• **GOAL**: Locate and copy all lines bearing the word "JSON".

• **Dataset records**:
# # # # # # #

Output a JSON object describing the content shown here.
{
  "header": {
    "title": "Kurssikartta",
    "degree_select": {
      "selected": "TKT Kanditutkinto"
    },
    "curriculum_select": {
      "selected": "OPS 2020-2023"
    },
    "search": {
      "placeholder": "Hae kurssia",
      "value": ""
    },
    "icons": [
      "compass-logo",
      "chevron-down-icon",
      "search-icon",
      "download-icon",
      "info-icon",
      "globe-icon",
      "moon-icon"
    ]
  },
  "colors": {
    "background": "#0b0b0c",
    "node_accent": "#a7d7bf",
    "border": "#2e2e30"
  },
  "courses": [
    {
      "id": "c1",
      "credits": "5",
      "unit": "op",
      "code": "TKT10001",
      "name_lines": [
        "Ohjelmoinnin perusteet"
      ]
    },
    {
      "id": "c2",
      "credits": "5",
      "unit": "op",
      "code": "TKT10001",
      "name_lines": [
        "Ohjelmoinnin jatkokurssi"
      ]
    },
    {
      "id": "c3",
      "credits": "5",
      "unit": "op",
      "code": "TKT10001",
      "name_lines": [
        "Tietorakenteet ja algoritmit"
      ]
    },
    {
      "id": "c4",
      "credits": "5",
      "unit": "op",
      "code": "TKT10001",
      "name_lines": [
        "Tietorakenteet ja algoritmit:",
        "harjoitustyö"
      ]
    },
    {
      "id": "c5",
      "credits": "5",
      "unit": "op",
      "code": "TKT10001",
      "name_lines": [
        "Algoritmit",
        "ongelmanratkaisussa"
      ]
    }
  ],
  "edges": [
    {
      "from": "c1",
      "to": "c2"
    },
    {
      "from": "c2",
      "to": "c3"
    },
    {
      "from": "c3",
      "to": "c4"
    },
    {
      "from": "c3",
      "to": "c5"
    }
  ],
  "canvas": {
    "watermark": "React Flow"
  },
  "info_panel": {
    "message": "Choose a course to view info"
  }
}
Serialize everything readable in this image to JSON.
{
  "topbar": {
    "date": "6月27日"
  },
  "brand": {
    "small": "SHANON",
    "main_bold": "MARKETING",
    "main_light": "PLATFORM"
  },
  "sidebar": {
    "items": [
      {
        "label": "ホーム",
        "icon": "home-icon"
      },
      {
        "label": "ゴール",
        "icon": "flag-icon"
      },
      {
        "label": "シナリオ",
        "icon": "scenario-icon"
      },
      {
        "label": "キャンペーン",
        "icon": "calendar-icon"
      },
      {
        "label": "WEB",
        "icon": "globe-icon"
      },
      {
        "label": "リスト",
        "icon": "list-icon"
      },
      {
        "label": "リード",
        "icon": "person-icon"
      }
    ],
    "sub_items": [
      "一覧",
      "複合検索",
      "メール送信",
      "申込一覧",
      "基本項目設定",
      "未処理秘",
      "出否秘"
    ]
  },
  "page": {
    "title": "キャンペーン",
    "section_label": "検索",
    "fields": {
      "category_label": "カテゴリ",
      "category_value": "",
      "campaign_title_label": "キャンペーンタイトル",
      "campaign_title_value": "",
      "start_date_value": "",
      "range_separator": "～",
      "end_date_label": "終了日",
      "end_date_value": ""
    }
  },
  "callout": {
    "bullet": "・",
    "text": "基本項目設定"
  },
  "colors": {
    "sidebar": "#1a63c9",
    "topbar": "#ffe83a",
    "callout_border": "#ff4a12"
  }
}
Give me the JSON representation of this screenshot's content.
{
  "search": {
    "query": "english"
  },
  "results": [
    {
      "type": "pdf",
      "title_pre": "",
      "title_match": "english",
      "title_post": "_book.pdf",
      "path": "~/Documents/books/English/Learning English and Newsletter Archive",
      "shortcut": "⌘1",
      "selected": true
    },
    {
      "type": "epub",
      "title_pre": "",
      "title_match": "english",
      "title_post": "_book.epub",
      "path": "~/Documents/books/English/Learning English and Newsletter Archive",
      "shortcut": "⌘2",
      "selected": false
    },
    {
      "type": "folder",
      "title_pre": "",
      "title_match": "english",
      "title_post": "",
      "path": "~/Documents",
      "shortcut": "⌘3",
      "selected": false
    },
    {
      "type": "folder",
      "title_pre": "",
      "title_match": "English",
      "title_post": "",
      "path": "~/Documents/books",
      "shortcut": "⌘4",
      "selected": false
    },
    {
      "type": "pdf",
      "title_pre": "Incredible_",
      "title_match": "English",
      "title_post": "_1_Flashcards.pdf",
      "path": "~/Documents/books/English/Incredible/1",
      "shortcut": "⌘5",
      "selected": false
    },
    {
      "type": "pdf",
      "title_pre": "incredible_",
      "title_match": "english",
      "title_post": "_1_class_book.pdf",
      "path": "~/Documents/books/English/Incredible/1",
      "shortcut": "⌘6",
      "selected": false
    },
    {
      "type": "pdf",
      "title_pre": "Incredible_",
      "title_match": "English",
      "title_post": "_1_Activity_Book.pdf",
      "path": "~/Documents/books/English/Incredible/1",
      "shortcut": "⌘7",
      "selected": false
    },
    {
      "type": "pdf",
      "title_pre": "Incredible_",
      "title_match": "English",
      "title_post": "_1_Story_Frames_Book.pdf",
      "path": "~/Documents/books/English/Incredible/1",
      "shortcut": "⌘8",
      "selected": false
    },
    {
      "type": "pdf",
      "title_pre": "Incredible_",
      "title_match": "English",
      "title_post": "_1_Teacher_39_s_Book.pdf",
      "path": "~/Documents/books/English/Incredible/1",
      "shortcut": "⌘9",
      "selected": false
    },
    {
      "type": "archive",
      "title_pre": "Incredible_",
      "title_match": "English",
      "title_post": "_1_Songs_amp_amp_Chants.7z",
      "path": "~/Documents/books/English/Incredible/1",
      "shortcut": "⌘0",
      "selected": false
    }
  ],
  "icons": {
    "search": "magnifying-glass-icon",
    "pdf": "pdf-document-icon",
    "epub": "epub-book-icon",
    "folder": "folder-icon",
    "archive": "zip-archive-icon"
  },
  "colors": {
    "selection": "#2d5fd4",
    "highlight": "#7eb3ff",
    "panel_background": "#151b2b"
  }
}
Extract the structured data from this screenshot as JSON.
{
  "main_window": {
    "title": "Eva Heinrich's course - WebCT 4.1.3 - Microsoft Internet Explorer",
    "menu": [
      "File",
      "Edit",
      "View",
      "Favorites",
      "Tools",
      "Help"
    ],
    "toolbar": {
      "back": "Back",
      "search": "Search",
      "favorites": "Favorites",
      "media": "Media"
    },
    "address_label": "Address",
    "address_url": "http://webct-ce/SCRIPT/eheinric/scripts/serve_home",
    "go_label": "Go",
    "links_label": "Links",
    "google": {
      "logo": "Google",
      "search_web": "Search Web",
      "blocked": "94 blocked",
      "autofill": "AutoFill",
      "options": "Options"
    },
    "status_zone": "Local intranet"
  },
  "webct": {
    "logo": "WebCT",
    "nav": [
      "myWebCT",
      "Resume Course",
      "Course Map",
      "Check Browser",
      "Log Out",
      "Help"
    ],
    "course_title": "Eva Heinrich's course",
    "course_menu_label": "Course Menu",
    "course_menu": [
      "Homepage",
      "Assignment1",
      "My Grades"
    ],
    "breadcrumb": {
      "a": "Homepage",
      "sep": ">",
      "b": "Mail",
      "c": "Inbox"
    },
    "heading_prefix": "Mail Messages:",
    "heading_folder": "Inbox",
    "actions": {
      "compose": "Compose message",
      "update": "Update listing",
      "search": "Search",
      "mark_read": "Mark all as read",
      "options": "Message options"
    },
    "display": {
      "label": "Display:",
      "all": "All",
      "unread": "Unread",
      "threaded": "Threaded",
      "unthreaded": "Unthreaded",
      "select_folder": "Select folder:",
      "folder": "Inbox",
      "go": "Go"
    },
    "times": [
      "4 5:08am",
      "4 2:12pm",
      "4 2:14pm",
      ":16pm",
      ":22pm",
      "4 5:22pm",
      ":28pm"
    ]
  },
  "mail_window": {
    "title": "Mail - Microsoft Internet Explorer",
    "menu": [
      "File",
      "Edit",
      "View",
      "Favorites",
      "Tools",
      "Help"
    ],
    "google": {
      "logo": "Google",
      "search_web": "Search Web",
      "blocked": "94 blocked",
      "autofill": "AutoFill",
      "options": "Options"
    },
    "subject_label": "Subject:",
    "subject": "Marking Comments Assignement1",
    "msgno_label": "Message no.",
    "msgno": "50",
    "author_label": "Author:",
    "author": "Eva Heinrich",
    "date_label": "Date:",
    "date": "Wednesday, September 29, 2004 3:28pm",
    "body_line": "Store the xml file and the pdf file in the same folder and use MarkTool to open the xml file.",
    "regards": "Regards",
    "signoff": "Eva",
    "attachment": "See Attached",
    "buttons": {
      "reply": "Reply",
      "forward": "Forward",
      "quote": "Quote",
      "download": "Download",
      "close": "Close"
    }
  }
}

# # # # # # #

• **WRITTEN REPLY**:
Output a JSON object describing the content shown here.
Serialize everything readable in this image to JSON.
Give me the JSON representation of this screenshot's content.
Extract the structured data from this screenshot as JSON.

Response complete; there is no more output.